_Quoted passage_
=-=-=-=-=
It was the 1970s and the best was yet to come. In this decade, she would meet the three men who would ultimately shape her into greatness. Choreographer Bob Fosse perfected her awkward dance technique, and composer John Kander and lyricist Fred Ebb completed the miracle. The four created the masterpiece Cabaret (1972), for which the actress received her Oscar.
Her personal life was a mess. In 1973, while still married to Australian singer Peter Allen, she got engaged to Desi Arnaz Jr. -son of Lucille Ball and Desi Arnaz- and Peter Sellers, but it didn't work out. Liza kicked her husband to the curb in '74 after catching him in bed with another man. Two months later, she married Jack Haley Jr. -son of the Tin Man in The Wizard of Oz- whom she cheated on with Martin Scorsese during the filming of New York, New York (1977). In the book, she admits that both were addicted to cocaine.
=-=-=-=-=
According to the passage about Liza, why did she leave her husband Peter Allen in '74? The records that come next are separate material, unrelated to the passage about Liza.
=-=-=-=-=
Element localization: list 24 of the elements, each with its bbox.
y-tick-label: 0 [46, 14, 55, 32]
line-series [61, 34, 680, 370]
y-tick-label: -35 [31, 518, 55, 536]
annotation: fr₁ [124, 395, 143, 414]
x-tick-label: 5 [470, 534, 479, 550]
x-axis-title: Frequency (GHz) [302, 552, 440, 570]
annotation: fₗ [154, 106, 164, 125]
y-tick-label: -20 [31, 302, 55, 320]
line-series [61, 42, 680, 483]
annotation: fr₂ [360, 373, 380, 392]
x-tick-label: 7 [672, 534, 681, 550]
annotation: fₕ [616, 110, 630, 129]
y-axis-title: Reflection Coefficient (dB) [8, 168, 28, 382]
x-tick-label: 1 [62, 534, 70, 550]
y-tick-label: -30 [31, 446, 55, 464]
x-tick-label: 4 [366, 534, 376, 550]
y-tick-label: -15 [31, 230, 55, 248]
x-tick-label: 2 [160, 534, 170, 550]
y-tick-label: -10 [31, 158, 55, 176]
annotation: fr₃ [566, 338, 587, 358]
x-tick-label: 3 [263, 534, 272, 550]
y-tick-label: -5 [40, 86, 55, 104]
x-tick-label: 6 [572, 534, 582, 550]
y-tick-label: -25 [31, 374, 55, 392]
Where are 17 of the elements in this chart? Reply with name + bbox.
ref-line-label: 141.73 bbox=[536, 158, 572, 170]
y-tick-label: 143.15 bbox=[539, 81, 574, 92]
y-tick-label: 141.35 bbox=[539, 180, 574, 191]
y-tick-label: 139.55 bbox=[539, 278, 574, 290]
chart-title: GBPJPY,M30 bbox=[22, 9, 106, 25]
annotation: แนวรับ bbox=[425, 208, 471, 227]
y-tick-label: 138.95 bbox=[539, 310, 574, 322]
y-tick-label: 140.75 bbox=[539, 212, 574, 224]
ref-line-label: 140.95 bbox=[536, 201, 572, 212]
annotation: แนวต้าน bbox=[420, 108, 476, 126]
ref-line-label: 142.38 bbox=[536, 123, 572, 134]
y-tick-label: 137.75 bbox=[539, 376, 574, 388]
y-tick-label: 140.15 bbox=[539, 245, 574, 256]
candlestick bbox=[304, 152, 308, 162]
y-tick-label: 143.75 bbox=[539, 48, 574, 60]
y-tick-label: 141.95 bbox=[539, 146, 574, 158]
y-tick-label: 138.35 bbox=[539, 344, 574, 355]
=-=-=-=-=
_Written response_
She caught him in bed with another man.